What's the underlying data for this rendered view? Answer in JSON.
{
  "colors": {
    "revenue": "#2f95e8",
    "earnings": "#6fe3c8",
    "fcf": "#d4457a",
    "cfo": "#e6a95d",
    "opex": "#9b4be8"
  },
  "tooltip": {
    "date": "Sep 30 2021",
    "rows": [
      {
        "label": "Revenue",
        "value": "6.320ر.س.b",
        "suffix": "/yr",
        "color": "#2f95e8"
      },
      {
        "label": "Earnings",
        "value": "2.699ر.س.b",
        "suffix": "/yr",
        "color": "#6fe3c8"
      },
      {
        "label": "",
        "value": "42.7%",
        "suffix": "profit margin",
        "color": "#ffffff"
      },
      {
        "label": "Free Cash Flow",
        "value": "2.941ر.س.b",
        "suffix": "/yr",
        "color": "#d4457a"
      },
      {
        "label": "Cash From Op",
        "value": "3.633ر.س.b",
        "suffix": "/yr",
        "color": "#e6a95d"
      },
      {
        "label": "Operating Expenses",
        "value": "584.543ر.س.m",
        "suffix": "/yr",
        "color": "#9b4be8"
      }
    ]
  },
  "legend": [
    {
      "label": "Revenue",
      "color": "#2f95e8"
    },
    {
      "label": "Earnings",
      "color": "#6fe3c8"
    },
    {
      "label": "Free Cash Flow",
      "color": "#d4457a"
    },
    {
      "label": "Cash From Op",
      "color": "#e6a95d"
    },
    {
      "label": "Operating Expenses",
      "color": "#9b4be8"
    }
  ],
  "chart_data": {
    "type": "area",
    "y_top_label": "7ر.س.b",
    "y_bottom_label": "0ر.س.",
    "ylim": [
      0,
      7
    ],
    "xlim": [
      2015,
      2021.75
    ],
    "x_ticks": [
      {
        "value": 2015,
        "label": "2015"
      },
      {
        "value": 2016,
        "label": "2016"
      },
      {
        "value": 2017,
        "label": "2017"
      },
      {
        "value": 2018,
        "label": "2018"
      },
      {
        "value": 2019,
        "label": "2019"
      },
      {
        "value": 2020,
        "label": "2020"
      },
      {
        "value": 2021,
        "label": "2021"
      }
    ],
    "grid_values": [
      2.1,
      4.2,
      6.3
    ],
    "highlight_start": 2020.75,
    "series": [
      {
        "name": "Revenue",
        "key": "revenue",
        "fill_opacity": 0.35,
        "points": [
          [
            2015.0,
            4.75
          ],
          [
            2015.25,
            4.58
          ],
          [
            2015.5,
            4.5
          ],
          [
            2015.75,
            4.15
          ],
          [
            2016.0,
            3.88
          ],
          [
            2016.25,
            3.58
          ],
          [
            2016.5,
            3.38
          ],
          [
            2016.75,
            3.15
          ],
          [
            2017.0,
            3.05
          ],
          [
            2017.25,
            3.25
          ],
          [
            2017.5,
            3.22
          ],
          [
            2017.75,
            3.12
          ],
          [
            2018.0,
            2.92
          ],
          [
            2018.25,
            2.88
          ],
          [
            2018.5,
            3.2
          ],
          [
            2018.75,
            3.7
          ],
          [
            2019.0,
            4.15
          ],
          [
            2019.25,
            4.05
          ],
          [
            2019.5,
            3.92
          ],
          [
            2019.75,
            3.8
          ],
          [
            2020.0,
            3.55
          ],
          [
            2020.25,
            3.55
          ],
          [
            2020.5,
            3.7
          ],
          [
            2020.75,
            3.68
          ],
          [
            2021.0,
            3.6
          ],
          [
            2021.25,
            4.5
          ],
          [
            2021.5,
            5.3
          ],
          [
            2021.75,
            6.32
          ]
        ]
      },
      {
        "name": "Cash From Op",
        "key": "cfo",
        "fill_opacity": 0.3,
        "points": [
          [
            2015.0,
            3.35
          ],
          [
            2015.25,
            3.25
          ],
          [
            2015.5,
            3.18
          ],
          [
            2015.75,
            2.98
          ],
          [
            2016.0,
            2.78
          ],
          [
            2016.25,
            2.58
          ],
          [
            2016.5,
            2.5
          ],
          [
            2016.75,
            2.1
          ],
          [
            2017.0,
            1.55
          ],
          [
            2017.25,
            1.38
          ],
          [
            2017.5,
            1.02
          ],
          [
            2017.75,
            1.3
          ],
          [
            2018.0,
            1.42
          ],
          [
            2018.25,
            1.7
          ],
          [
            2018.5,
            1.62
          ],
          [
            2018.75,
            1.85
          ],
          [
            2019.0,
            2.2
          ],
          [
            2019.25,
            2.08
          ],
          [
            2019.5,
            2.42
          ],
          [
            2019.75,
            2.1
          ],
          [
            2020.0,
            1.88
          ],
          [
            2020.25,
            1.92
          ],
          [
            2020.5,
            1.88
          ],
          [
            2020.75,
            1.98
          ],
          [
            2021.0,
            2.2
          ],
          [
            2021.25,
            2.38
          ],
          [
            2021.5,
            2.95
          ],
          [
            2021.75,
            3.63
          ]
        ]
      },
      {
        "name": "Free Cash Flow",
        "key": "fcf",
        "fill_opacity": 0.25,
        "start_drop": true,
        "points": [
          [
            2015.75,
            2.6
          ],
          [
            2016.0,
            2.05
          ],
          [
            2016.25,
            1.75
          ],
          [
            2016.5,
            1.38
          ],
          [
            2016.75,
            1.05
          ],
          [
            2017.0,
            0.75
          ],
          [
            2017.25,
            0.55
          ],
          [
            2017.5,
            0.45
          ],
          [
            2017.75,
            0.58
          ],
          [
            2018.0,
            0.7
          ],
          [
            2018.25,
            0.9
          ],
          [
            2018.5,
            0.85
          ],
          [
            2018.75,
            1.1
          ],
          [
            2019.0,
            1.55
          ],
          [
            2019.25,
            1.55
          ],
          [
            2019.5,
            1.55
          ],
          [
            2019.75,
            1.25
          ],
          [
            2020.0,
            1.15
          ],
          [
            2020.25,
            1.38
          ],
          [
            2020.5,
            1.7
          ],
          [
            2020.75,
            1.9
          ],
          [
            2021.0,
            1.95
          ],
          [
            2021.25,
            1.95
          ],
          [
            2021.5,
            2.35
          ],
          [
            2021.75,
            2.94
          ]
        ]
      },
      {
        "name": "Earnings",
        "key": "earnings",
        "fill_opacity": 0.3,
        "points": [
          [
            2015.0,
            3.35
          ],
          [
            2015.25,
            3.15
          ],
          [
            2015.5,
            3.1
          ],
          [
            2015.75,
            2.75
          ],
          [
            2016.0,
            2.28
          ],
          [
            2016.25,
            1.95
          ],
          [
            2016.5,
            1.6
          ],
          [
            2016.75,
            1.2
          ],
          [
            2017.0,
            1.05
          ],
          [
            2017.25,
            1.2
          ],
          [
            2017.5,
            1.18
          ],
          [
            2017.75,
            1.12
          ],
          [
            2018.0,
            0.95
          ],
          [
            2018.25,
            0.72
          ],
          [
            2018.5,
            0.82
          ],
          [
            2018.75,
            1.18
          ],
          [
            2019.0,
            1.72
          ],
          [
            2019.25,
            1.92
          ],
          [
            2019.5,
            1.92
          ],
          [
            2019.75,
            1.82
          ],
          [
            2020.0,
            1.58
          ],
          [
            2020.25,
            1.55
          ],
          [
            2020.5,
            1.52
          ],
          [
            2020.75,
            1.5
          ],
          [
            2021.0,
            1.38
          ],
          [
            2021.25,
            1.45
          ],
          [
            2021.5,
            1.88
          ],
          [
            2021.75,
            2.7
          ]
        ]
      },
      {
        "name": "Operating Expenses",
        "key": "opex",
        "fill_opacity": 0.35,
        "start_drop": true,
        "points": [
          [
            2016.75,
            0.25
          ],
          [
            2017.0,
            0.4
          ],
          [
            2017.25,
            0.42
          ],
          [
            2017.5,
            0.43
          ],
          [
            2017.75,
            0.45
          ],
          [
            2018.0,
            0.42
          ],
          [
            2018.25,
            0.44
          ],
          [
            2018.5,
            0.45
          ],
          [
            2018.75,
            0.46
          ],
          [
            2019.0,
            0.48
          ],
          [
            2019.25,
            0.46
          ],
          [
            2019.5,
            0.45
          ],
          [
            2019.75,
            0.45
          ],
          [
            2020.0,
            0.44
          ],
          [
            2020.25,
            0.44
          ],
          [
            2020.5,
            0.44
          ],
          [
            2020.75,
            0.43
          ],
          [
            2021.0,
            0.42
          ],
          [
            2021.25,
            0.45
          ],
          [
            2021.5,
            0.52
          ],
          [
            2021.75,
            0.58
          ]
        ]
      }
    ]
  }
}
□ □ □ □ □ □ □
**DESCRIPTION OF THE TASK:** Report only the number of lines that hold the word "name".

**THE ANSWER:** 5